Where the string "values" occurs in the material below, report the whole line.

Input rows:

--------------------

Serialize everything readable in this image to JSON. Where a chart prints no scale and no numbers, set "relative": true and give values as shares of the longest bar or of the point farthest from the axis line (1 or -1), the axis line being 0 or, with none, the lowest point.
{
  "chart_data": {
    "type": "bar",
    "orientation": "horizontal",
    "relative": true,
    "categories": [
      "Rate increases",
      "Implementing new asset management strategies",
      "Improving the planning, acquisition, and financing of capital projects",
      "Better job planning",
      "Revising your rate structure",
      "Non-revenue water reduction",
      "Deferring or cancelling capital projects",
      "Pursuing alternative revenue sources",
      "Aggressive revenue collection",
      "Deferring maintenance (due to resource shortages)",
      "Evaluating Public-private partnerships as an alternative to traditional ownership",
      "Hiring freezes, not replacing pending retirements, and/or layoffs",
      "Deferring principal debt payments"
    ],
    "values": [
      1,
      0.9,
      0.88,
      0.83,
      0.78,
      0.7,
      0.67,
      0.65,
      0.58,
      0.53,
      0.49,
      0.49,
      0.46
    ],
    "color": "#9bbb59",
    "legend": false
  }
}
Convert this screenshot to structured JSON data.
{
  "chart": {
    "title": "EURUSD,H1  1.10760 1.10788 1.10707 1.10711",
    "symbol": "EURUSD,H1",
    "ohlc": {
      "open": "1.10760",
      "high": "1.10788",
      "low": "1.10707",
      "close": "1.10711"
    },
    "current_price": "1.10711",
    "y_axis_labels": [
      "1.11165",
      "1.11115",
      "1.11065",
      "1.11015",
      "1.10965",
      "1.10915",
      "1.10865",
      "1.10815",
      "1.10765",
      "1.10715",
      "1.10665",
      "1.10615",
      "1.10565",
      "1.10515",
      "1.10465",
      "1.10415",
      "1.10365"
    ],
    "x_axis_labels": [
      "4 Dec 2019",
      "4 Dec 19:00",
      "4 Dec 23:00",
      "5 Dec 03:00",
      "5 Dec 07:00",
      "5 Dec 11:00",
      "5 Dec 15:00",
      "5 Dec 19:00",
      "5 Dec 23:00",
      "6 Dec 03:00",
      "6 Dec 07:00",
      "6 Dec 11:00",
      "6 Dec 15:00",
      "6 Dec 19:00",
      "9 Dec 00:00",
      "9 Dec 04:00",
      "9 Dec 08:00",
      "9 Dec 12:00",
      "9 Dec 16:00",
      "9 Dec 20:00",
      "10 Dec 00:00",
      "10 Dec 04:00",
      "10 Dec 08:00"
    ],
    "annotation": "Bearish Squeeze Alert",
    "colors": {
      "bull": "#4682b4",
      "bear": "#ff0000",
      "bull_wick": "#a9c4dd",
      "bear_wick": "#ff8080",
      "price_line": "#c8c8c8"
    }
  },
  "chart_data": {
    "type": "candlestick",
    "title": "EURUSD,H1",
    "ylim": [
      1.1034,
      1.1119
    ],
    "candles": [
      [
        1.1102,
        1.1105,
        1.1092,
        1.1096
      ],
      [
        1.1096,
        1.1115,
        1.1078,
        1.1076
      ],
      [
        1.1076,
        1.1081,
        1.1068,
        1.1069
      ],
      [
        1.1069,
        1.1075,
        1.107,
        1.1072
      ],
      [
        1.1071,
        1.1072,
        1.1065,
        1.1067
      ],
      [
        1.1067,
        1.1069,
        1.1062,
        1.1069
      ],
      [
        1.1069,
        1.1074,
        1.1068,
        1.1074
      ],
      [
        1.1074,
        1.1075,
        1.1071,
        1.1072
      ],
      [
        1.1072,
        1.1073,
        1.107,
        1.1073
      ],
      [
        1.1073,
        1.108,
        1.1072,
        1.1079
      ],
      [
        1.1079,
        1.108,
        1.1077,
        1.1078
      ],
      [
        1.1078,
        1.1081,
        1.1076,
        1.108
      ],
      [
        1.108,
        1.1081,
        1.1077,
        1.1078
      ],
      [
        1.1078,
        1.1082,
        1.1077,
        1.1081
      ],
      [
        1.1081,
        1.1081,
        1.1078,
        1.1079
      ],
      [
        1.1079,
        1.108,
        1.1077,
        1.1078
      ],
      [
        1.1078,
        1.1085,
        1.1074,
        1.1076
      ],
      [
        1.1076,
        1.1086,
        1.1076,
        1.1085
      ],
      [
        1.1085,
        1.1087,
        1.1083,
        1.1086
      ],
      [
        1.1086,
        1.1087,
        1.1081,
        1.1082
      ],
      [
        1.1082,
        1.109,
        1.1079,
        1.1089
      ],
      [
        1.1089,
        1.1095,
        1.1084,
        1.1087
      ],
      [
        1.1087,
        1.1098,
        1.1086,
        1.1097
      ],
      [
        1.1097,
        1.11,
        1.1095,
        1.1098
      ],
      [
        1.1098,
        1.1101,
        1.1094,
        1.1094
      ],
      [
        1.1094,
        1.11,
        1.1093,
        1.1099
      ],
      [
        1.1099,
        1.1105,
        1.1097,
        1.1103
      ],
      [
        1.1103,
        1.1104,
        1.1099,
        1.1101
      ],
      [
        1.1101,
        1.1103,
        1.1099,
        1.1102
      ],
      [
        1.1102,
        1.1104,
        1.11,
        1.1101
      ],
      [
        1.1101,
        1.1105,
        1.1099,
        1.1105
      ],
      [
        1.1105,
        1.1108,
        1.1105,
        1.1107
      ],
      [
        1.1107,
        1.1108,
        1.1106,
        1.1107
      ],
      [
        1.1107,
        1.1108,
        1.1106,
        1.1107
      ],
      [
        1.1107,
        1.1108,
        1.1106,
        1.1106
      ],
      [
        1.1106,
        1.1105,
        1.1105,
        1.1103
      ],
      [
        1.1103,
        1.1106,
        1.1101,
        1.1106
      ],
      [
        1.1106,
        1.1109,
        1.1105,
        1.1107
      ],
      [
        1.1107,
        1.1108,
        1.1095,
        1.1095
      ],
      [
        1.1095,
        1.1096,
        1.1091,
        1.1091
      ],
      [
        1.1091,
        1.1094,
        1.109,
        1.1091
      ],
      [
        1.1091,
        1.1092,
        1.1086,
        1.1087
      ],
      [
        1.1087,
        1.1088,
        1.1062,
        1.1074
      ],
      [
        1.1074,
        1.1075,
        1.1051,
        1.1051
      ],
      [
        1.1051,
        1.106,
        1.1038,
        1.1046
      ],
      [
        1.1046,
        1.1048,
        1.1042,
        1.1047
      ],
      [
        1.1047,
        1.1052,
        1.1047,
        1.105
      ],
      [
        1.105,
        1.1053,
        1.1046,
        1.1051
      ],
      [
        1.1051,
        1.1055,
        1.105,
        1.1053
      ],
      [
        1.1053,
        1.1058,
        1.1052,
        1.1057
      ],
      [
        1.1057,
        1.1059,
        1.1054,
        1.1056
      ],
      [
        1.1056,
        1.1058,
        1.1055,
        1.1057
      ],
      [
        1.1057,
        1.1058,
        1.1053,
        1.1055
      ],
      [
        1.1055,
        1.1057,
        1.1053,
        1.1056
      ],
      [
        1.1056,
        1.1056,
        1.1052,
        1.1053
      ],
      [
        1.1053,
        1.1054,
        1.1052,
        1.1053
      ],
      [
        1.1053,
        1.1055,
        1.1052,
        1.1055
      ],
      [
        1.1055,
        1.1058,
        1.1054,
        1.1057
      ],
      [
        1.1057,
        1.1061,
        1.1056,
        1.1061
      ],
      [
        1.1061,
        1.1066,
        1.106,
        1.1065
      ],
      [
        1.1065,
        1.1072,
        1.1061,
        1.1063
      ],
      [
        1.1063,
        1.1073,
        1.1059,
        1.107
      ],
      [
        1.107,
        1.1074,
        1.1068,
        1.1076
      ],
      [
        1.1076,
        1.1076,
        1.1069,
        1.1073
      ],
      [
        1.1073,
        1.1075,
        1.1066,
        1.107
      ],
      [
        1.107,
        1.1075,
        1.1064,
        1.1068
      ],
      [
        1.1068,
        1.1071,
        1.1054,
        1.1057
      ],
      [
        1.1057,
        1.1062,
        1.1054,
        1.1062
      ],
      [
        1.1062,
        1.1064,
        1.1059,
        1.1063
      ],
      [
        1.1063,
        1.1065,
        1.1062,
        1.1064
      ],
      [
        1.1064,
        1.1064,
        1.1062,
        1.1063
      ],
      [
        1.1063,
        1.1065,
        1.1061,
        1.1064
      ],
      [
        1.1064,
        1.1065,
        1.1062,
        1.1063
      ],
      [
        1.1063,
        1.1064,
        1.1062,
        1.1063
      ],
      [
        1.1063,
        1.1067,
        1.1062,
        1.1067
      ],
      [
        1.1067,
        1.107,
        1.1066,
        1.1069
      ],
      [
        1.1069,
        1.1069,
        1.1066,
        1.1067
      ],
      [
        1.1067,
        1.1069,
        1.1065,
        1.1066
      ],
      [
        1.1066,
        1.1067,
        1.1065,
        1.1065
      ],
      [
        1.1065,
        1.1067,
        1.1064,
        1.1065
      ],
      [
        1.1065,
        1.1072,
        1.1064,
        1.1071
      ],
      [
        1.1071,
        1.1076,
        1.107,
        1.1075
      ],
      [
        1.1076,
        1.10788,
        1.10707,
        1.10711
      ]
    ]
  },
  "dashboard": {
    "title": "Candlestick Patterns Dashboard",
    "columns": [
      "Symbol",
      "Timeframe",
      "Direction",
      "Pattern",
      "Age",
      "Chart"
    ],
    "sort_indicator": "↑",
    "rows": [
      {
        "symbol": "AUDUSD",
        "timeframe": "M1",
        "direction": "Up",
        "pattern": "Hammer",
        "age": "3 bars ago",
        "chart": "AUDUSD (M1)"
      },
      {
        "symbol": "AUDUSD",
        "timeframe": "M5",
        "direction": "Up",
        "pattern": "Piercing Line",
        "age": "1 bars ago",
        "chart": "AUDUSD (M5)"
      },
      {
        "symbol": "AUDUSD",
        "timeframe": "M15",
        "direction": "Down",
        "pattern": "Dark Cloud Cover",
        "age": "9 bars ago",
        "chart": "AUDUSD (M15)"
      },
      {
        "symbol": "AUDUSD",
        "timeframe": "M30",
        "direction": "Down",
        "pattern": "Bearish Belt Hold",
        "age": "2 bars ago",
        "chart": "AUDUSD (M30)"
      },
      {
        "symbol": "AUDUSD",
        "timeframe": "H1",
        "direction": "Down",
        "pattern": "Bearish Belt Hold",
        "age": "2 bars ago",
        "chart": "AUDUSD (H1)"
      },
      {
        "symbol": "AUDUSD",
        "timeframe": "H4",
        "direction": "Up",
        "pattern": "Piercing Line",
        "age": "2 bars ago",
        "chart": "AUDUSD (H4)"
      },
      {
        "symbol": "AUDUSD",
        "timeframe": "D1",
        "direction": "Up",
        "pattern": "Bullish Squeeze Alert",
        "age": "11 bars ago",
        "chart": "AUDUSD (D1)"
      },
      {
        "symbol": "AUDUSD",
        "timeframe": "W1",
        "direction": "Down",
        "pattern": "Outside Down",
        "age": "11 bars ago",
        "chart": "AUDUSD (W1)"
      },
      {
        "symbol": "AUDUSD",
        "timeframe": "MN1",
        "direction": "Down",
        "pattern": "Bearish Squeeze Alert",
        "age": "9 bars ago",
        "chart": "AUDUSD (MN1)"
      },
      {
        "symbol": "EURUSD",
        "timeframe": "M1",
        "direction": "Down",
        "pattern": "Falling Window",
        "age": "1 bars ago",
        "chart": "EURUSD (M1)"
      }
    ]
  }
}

--------------------

Solution for this exercise:
Serialize everything readable in this image to JSON. Where a chart prints no scale and no numbers, set "relative": true and give values as shares of the longest bar or of the point farthest from the axis line (1 or -1), the axis line being 0 or, with none, the lowest point.
    "values": [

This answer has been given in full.